Start of RAW RECORDS
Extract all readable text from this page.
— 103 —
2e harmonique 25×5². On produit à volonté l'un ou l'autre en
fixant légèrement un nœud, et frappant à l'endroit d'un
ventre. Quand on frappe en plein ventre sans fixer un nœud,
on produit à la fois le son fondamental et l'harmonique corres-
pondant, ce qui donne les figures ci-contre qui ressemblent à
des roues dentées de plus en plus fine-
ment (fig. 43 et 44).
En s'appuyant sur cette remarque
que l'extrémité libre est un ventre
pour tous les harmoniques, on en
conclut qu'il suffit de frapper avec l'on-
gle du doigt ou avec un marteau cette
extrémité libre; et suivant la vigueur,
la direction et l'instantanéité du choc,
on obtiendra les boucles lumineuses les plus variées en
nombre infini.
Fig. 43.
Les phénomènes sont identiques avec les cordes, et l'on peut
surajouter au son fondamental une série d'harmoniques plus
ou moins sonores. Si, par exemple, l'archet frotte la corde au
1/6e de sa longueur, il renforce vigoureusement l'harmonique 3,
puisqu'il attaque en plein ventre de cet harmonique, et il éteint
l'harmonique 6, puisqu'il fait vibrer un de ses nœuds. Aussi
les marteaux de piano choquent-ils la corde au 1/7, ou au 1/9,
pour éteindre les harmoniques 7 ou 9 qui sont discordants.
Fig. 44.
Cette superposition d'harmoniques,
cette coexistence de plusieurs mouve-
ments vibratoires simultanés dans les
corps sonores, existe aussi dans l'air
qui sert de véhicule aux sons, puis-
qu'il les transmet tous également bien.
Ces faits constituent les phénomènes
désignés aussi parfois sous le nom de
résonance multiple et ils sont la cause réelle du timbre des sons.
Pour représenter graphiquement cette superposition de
End of RAW RECORDS
» **GIVEN EXERCISE**: In the listing above, locate each line with "tous" and copy it.

» **THE ANSWER**:
pour tous les harmoniques, on en
qu'il les transmet tous également bien.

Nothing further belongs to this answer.